WORK TO BE COMPLETED
Keep the pictures out and restate every record exactly.

PROVIDED MATERIAL
_ _ _ _
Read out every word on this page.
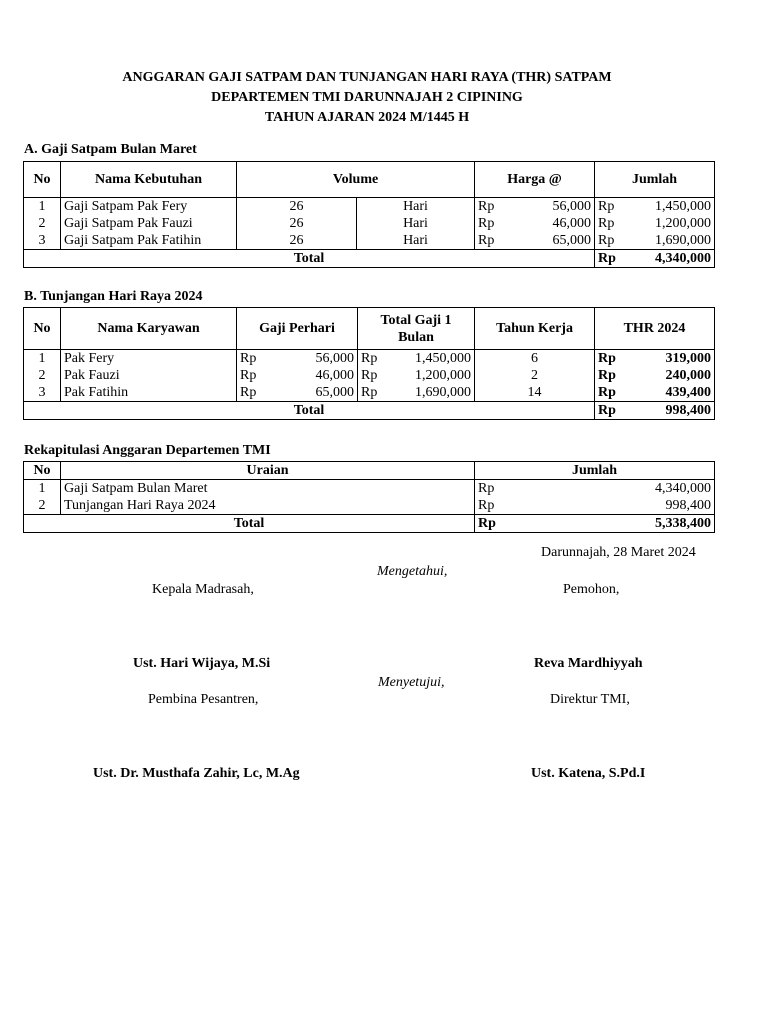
ANGGARAN GAJI SATPAM DAN TUNJANGAN HARI RAYA (THR) SATPAM
DEPARTEMEN TMI DARUNNAJAH 2 CIPINING
TAHUN AJARAN 2024 M/1445 H
A. Gaji Satpam Bulan Maret
No	Nama Kebutuhan	Volume		Harga @		Jumlah	
1	Gaji Satpam Pak Fery	26	Hari	Rp	56,000	Rp	1,450,000
2	Gaji Satpam Pak Fauzi	26	Hari	Rp	46,000	Rp	1,200,000
3	Gaji Satpam Pak Fatihin	26	Hari	Rp	65,000	Rp	1,690,000
Total						Rp	4,340,000
B. Tunjangan Hari Raya 2024
No	Nama Karyawan	Gaji Perhari		Total Gaji 1 Bulan		Tahun Kerja	THR 2024	
1	Pak Fery	Rp	56,000	Rp	1,450,000	6	Rp	319,000
2	Pak Fauzi	Rp	46,000	Rp	1,200,000	2	Rp	240,000
3	Pak Fatihin	Rp	65,000	Rp	1,690,000	14	Rp	439,400
Total							Rp	998,400
Rekapitulasi Anggaran Departemen TMI
No	Uraian	Jumlah	
1	Gaji Satpam Bulan Maret	Rp	4,340,000
2	Tunjangan Hari Raya 2024	Rp	998,400
Total		Rp	5,338,400
Darunnajah, 28 Maret 2024
Mengetahui,
Kepala Madrasah,	Pemohon,
Ust. Hari Wijaya, M.Si	Reva Mardhiyyah
Menyetujui,
Pembina Pesantren,	Direktur TMI,
Ust. Dr. Musthafa Zahir, Lc, M.Ag	Ust. Katena, S.Pd.I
_ _ _ _
RESULT OF THE TASK
Read out every word on this page.
ANGGARAN GAJI SATPAM DAN TUNJANGAN HARI RAYA (THR) SATPAM
DEPARTEMEN TMI DARUNNAJAH 2 CIPINING
TAHUN AJARAN 2024 M/1445 H
A. Gaji Satpam Bulan Maret
No	Nama Kebutuhan	Volume		Harga @		Jumlah	
1	Gaji Satpam Pak Fery	26	Hari	Rp	56,000	Rp	1,450,000
2	Gaji Satpam Pak Fauzi	26	Hari	Rp	46,000	Rp	1,200,000
3	Gaji Satpam Pak Fatihin	26	Hari	Rp	65,000	Rp	1,690,000
Total						Rp	4,340,000
B. Tunjangan Hari Raya 2024
No	Nama Karyawan	Gaji Perhari		Total Gaji 1 Bulan		Tahun Kerja	THR 2024	
1	Pak Fery	Rp	56,000	Rp	1,450,000	6	Rp	319,000
2	Pak Fauzi	Rp	46,000	Rp	1,200,000	2	Rp	240,000
3	Pak Fatihin	Rp	65,000	Rp	1,690,000	14	Rp	439,400
Total							Rp	998,400
Rekapitulasi Anggaran Departemen TMI
No	Uraian	Jumlah	
1	Gaji Satpam Bulan Maret	Rp	4,340,000
2	Tunjangan Hari Raya 2024	Rp	998,400
Total		Rp	5,338,400
Darunnajah, 28 Maret 2024
Mengetahui,
Kepala Madrasah,	Pemohon,
Ust. Hari Wijaya, M.Si	Reva Mardhiyyah
Menyetujui,
Pembina Pesantren,	Direktur TMI,
Ust. Dr. Musthafa Zahir, Lc, M.Ag	Ust. Katena, S.Pd.I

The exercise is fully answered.